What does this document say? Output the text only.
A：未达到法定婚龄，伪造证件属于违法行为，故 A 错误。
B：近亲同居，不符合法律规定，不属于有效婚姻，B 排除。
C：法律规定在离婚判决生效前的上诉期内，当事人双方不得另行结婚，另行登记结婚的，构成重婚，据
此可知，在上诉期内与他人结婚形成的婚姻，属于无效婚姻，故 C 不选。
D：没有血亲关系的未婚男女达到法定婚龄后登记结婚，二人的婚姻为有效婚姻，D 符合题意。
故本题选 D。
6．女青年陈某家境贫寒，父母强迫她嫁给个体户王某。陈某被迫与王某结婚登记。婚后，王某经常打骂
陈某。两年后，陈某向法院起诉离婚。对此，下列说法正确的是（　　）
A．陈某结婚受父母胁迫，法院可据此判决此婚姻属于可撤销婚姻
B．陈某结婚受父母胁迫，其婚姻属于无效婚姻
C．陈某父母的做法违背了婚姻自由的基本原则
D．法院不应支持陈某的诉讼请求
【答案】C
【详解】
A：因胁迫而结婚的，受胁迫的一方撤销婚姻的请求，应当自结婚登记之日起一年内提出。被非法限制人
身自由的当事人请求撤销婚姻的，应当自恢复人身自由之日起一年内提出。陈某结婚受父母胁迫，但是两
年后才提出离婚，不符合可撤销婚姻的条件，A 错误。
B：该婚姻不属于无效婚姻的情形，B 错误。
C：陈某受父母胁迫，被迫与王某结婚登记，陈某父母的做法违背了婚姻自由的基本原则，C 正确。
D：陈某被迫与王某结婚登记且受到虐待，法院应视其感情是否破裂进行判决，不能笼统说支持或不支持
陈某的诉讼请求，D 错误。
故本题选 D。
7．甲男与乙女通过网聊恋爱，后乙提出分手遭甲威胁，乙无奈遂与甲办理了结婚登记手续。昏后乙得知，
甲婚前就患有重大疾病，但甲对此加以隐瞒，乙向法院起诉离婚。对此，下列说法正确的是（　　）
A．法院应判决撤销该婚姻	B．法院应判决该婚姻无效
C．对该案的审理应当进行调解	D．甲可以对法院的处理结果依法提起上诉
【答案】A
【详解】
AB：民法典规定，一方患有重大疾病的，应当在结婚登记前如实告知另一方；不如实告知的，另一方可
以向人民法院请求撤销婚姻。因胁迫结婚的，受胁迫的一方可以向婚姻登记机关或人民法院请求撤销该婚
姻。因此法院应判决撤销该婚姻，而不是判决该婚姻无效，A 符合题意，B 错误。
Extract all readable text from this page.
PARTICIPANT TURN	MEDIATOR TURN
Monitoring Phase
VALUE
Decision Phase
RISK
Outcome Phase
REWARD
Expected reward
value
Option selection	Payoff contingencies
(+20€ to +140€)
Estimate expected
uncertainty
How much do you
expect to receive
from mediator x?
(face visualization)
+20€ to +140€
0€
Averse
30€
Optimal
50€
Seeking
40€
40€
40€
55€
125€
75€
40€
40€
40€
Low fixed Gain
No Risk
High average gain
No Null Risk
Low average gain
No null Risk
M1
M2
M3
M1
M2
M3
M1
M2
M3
_ _ _ _ _
Exercise prompt:
Return every line of the material exactly.

Exercise response:
What does this document say? Output the text only.
A：未达到法定婚龄，伪造证件属于违法行为，故 A 错误。
B：近亲同居，不符合法律规定，不属于有效婚姻，B 排除。
C：法律规定在离婚判决生效前的上诉期内，当事人双方不得另行结婚，另行登记结婚的，构成重婚，据
此可知，在上诉期内与他人结婚形成的婚姻，属于无效婚姻，故 C 不选。
D：没有血亲关系的未婚男女达到法定婚龄后登记结婚，二人的婚姻为有效婚姻，D 符合题意。
故本题选 D。
6．女青年陈某家境贫寒，父母强迫她嫁给个体户王某。陈某被迫与王某结婚登记。婚后，王某经常打骂
陈某。两年后，陈某向法院起诉离婚。对此，下列说法正确的是（　　）
A．陈某结婚受父母胁迫，法院可据此判决此婚姻属于可撤销婚姻
B．陈某结婚受父母胁迫，其婚姻属于无效婚姻
C．陈某父母的做法违背了婚姻自由的基本原则
D．法院不应支持陈某的诉讼请求
【答案】C
【详解】
A：因胁迫而结婚的，受胁迫的一方撤销婚姻的请求，应当自结婚登记之日起一年内提出。被非法限制人
身自由的当事人请求撤销婚姻的，应当自恢复人身自由之日起一年内提出。陈某结婚受父母胁迫，但是两
年后才提出离婚，不符合可撤销婚姻的条件，A 错误。
B：该婚姻不属于无效婚姻的情形，B 错误。
C：陈某受父母胁迫，被迫与王某结婚登记，陈某父母的做法违背了婚姻自由的基本原则，C 正确。
D：陈某被迫与王某结婚登记且受到虐待，法院应视其感情是否破裂进行判决，不能笼统说支持或不支持
陈某的诉讼请求，D 错误。
故本题选 D。
7．甲男与乙女通过网聊恋爱，后乙提出分手遭甲威胁，乙无奈遂与甲办理了结婚登记手续。昏后乙得知，
甲婚前就患有重大疾病，但甲对此加以隐瞒，乙向法院起诉离婚。对此，下列说法正确的是（　　）
A．法院应判决撤销该婚姻	B．法院应判决该婚姻无效
C．对该案的审理应当进行调解	D．甲可以对法院的处理结果依法提起上诉
【答案】A
【详解】
AB：民法典规定，一方患有重大疾病的，应当在结婚登记前如实告知另一方；不如实告知的，另一方可
以向人民法院请求撤销婚姻。因胁迫结婚的，受胁迫的一方可以向婚姻登记机关或人民法院请求撤销该婚
姻。因此法院应判决撤销该婚姻，而不是判决该婚姻无效，A 符合题意，B 错误。
Extract all readable text from this page.
PARTICIPANT TURN	MEDIATOR TURN
Monitoring Phase
VALUE
Decision Phase
RISK
Outcome Phase
REWARD
Expected reward
value
Option selection	Payoff contingencies
(+20€ to +140€)
Estimate expected
uncertainty
How much do you
expect to receive
from mediator x?
(face visualization)
+20€ to +140€
0€
Averse
30€
Optimal
50€
Seeking
40€
40€
40€
55€
125€
75€
40€
40€
40€
Low fixed Gain
No Risk
High average gain
No Null Risk
Low average gain
No null Risk
M1
M2
M3
M1
M2
M3
M1
M2
M3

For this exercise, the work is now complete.